**GIVEN EXERCISE**. Pull out every line from the listing that has the word "this".

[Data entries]
──────────

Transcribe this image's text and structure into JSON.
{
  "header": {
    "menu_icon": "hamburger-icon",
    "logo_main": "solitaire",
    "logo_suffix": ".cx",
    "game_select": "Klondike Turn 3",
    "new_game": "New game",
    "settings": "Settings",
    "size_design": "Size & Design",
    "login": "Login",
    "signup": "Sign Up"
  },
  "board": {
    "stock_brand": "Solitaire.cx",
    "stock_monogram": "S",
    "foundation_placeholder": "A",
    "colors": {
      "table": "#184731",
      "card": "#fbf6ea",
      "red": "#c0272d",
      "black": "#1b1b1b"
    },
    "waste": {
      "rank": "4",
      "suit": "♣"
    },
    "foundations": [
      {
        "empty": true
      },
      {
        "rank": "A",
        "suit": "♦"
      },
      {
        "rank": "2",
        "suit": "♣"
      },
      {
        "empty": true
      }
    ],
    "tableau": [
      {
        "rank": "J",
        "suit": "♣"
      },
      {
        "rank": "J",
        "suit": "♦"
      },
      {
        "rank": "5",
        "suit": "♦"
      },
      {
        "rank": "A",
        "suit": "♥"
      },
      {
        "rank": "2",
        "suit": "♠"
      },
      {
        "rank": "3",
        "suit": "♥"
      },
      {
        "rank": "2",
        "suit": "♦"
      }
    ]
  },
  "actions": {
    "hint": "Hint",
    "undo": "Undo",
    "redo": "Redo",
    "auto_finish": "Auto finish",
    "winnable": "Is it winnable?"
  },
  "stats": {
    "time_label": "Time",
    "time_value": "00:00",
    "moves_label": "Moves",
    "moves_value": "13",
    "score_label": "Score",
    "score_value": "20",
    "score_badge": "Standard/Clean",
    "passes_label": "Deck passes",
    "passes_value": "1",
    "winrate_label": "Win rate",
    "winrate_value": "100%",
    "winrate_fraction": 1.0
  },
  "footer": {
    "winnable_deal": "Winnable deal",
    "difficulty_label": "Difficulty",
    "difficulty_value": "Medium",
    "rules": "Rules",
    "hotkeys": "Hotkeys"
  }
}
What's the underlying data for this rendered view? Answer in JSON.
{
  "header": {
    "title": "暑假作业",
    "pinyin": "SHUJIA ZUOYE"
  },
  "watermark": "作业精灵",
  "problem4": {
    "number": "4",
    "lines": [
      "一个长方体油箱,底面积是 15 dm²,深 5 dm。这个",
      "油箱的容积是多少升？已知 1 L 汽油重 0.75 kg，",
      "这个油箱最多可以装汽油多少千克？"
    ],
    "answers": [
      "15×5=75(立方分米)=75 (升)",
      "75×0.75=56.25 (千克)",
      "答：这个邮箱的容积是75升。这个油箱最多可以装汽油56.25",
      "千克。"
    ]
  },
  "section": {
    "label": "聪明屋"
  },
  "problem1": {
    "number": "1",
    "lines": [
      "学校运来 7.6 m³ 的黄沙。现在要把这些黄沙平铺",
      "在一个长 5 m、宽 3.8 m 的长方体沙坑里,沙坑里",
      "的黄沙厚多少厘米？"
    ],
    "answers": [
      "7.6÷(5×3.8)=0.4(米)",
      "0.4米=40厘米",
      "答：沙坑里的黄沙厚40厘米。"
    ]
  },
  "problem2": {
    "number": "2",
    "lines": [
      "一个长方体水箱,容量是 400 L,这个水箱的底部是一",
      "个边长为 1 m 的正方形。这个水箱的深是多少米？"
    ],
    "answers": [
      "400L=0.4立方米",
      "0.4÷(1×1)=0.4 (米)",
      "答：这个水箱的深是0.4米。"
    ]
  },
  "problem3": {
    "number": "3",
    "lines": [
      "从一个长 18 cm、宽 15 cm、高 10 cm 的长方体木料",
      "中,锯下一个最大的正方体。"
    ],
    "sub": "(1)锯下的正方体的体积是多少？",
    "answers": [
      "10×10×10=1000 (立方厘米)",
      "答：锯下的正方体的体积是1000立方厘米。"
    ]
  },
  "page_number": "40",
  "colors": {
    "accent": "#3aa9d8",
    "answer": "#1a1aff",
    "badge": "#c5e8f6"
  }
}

──────────

**RESPONSE TO THE TASK**.
Transcribe this image's text and structure into JSON.
What's the underlying data for this rendered view? Answer in JSON.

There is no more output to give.